[Start EXERCISE DATA]

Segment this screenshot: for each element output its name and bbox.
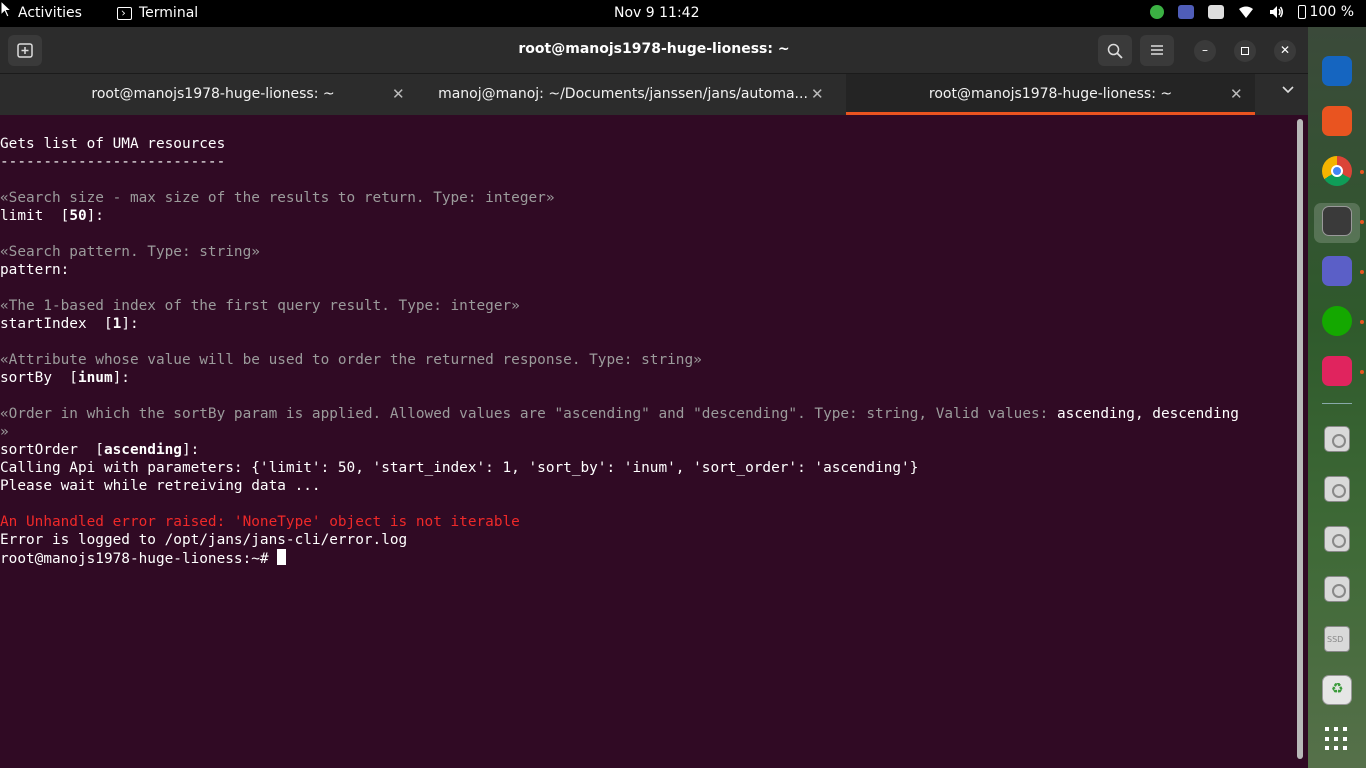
close-button[interactable]: ✕: [1274, 40, 1296, 62]
running-indicator: [1360, 170, 1364, 174]
output-line: --------------------------: [0, 154, 226, 170]
hint-line: «Attribute whose value will be used to o…: [0, 352, 702, 368]
running-indicator: [1360, 270, 1364, 274]
prompt-line: sortOrder [ascending]:: [0, 442, 200, 458]
tab-label: root@manojs1978-huge-lioness: ~: [928, 86, 1173, 102]
text-cursor: [277, 549, 287, 565]
volume-icon[interactable]: [1268, 4, 1284, 20]
clock[interactable]: Nov 9 11:42: [614, 5, 699, 21]
close-icon: ✕: [1279, 43, 1291, 57]
terminal-output[interactable]: Gets list of UMA resources --------------…: [0, 115, 1296, 768]
disk-drive-icon[interactable]: [1324, 476, 1350, 502]
output-line: Calling Api with parameters: {'limit': 5…: [0, 460, 919, 476]
hint-line: «Search size - max size of the results t…: [0, 190, 555, 206]
hamburger-icon: [1151, 45, 1163, 55]
terminal-icon: [117, 6, 132, 20]
ssd-drive-icon[interactable]: SSD: [1324, 626, 1350, 652]
tab-3-active[interactable]: root@manojs1978-huge-lioness: ~ ✕: [846, 74, 1255, 115]
hint-line: «Order in which the sortBy param is appl…: [0, 406, 1239, 422]
chevron-down-icon[interactable]: [1282, 86, 1294, 94]
trash-icon[interactable]: ♻: [1322, 675, 1352, 705]
text-editor-icon[interactable]: [1322, 56, 1352, 86]
upwork-tray-icon[interactable]: [1149, 5, 1164, 19]
system-tray[interactable]: 100 %: [1149, 4, 1354, 20]
output-line: Please wait while retreiving data ...: [0, 478, 321, 494]
scrollbar[interactable]: [1297, 119, 1303, 759]
minimize-icon: –: [1202, 43, 1208, 57]
search-icon: [1107, 43, 1123, 59]
prompt-line: startIndex [1]:: [0, 316, 139, 332]
header-bar: root@manojs1978-huge-lioness: ~ – ✕: [0, 27, 1308, 74]
chat-app-icon[interactable]: [1322, 356, 1352, 386]
tab-close-icon[interactable]: ✕: [392, 85, 405, 103]
upwork-icon[interactable]: [1322, 306, 1352, 336]
teams-icon[interactable]: [1322, 256, 1352, 286]
prompt-line: sortBy [inum]:: [0, 370, 130, 386]
wifi-icon[interactable]: [1238, 4, 1254, 20]
tab-label: root@manojs1978-huge-lioness: ~: [91, 86, 335, 102]
app-menu[interactable]: Terminal: [117, 5, 198, 21]
tab-2[interactable]: manoj@manoj: ~/Documents/janssen/jans/au…: [423, 74, 846, 115]
dock: SSD ♻: [1308, 27, 1366, 768]
battery-indicator[interactable]: 100 %: [1297, 4, 1354, 20]
activities-button[interactable]: Activities: [18, 5, 82, 21]
maximize-icon: [1241, 47, 1249, 55]
hint-line-end: »: [0, 424, 9, 440]
error-line: An Unhandled error raised: 'NoneType' ob…: [0, 514, 520, 530]
output-line: Gets list of UMA resources: [0, 136, 226, 152]
terminal-dock-icon[interactable]: [1322, 206, 1352, 236]
tab-label: manoj@manoj: ~/Documents/janssen/jans/au…: [438, 86, 808, 102]
disk-drive-icon[interactable]: [1324, 526, 1350, 552]
tab-close-icon[interactable]: ✕: [811, 85, 824, 103]
prompt-line: limit [50]:: [0, 208, 104, 224]
chrome-icon[interactable]: [1322, 156, 1352, 186]
dock-separator: [1322, 403, 1352, 404]
app-name: Terminal: [139, 5, 199, 21]
show-apps-icon[interactable]: [1325, 727, 1349, 751]
prompt-line: pattern:: [0, 262, 70, 278]
app-tray-icon[interactable]: [1207, 5, 1224, 19]
shell-prompt: root@manojs1978-huge-lioness:~#: [0, 549, 1296, 567]
teams-tray-icon[interactable]: [1177, 5, 1194, 19]
hint-line: «Search pattern. Type: string»: [0, 244, 260, 260]
battery-percent: 100 %: [1309, 4, 1354, 20]
tab-bar: root@manojs1978-huge-lioness: ~ ✕ manoj@…: [0, 74, 1308, 115]
software-center-icon[interactable]: [1322, 106, 1352, 136]
disk-drive-icon[interactable]: [1324, 426, 1350, 452]
top-bar: Activities Terminal Nov 9 11:42 100 %: [0, 0, 1366, 27]
tab-1[interactable]: root@manojs1978-huge-lioness: ~ ✕: [0, 74, 423, 115]
running-indicator: [1360, 320, 1364, 324]
terminal-window: root@manojs1978-huge-lioness: ~ – ✕ root…: [0, 27, 1308, 768]
running-indicator: [1360, 220, 1364, 224]
output-line: Error is logged to /opt/jans/jans-cli/er…: [0, 532, 408, 548]
mouse-pointer-icon: [0, 0, 12, 18]
battery-icon: [1297, 5, 1306, 19]
minimize-button[interactable]: –: [1194, 40, 1216, 62]
disk-drive-icon[interactable]: [1324, 576, 1350, 602]
menu-button[interactable]: [1140, 35, 1174, 66]
tab-close-icon[interactable]: ✕: [1230, 85, 1243, 103]
search-button[interactable]: [1098, 35, 1132, 66]
running-indicator: [1360, 370, 1364, 374]
hint-line: «The 1-based index of the first query re…: [0, 298, 520, 314]
maximize-button[interactable]: [1234, 40, 1256, 62]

[End EXERCISE DATA]

Reproduce the records above verbatim, from start to finish, and omit the pictures.

Segment this screenshot: for each element output its name and bbox.
close-button[interactable]: ✕: [1274, 40, 1296, 62]
running-indicator: [1360, 170, 1364, 174]
output-line: --------------------------: [0, 154, 226, 170]
hint-line: «Attribute whose value will be used to o…: [0, 352, 702, 368]
running-indicator: [1360, 270, 1364, 274]
prompt-line: sortOrder [ascending]:: [0, 442, 200, 458]
tab-label: root@manojs1978-huge-lioness: ~: [928, 86, 1173, 102]
text-cursor: [277, 549, 287, 565]
volume-icon[interactable]: [1268, 4, 1284, 20]
clock[interactable]: Nov 9 11:42: [614, 5, 699, 21]
close-icon: ✕: [1279, 43, 1291, 57]
terminal-output[interactable]: Gets list of UMA resources --------------…: [0, 115, 1296, 768]
disk-drive-icon[interactable]: [1324, 476, 1350, 502]
output-line: Calling Api with parameters: {'limit': 5…: [0, 460, 919, 476]
hint-line: «Search size - max size of the results t…: [0, 190, 555, 206]
hamburger-icon: [1151, 45, 1163, 55]
terminal-icon: [117, 6, 132, 20]
ssd-drive-icon[interactable]: SSD: [1324, 626, 1350, 652]
tab-3-active[interactable]: root@manojs1978-huge-lioness: ~ ✕: [846, 74, 1255, 115]
hint-line: «Order in which the sortBy param is appl…: [0, 406, 1239, 422]
chevron-down-icon[interactable]: [1282, 86, 1294, 94]
trash-icon[interactable]: ♻: [1322, 675, 1352, 705]
text-editor-icon[interactable]: [1322, 56, 1352, 86]
upwork-tray-icon[interactable]: [1149, 5, 1164, 19]
system-tray[interactable]: 100 %: [1149, 4, 1354, 20]
output-line: Please wait while retreiving data ...: [0, 478, 321, 494]
scrollbar[interactable]: [1297, 119, 1303, 759]
minimize-icon: –: [1202, 43, 1208, 57]
search-icon: [1107, 43, 1123, 59]
prompt-line: startIndex [1]:: [0, 316, 139, 332]
header-bar: root@manojs1978-huge-lioness: ~ – ✕: [0, 27, 1308, 74]
chat-app-icon[interactable]: [1322, 356, 1352, 386]
tab-close-icon[interactable]: ✕: [392, 85, 405, 103]
upwork-icon[interactable]: [1322, 306, 1352, 336]
teams-icon[interactable]: [1322, 256, 1352, 286]
prompt-line: sortBy [inum]:: [0, 370, 130, 386]
wifi-icon[interactable]: [1238, 4, 1254, 20]
tab-label: root@manojs1978-huge-lioness: ~: [91, 86, 335, 102]
app-menu[interactable]: Terminal: [117, 5, 198, 21]
tab-2[interactable]: manoj@manoj: ~/Documents/janssen/jans/au…: [423, 74, 846, 115]
dock: SSD ♻: [1308, 27, 1366, 768]
battery-indicator[interactable]: 100 %: [1297, 4, 1354, 20]
activities-button[interactable]: Activities: [18, 5, 82, 21]
maximize-icon: [1241, 47, 1249, 55]
hint-line-end: »: [0, 424, 9, 440]
error-line: An Unhandled error raised: 'NoneType' ob…: [0, 514, 520, 530]
output-line: Gets list of UMA resources: [0, 136, 226, 152]
terminal-dock-icon[interactable]: [1322, 206, 1352, 236]
tab-label: manoj@manoj: ~/Documents/janssen/jans/au…: [438, 86, 808, 102]
disk-drive-icon[interactable]: [1324, 526, 1350, 552]
tab-close-icon[interactable]: ✕: [811, 85, 824, 103]
prompt-line: limit [50]:: [0, 208, 104, 224]
chrome-icon[interactable]: [1322, 156, 1352, 186]
dock-separator: [1322, 403, 1352, 404]
app-name: Terminal: [139, 5, 199, 21]
show-apps-icon[interactable]: [1325, 727, 1349, 751]
prompt-line: pattern:: [0, 262, 70, 278]
app-tray-icon[interactable]: [1207, 5, 1224, 19]
shell-prompt: root@manojs1978-huge-lioness:~#: [0, 549, 1296, 567]
teams-tray-icon[interactable]: [1177, 5, 1194, 19]
hint-line: «Search pattern. Type: string»: [0, 244, 260, 260]
battery-percent: 100 %: [1309, 4, 1354, 20]
tab-bar: root@manojs1978-huge-lioness: ~ ✕ manoj@…: [0, 74, 1308, 115]
software-center-icon[interactable]: [1322, 106, 1352, 136]
disk-drive-icon[interactable]: [1324, 426, 1350, 452]
top-bar: Activities Terminal Nov 9 11:42 100 %: [0, 0, 1366, 27]
tab-1[interactable]: root@manojs1978-huge-lioness: ~ ✕: [0, 74, 423, 115]
running-indicator: [1360, 320, 1364, 324]
terminal-window: root@manojs1978-huge-lioness: ~ – ✕ root…: [0, 27, 1308, 768]
running-indicator: [1360, 220, 1364, 224]
output-line: Error is logged to /opt/jans/jans-cli/er…: [0, 532, 408, 548]
mouse-pointer-icon: [0, 0, 12, 18]
battery-icon: [1297, 5, 1306, 19]
minimize-button[interactable]: –: [1194, 40, 1216, 62]
disk-drive-icon[interactable]: [1324, 576, 1350, 602]
menu-button[interactable]: [1140, 35, 1174, 66]
tab-close-icon[interactable]: ✕: [1230, 85, 1243, 103]
search-button[interactable]: [1098, 35, 1132, 66]
running-indicator: [1360, 370, 1364, 374]
hint-line: «The 1-based index of the first query re…: [0, 298, 520, 314]
maximize-button[interactable]: [1234, 40, 1256, 62]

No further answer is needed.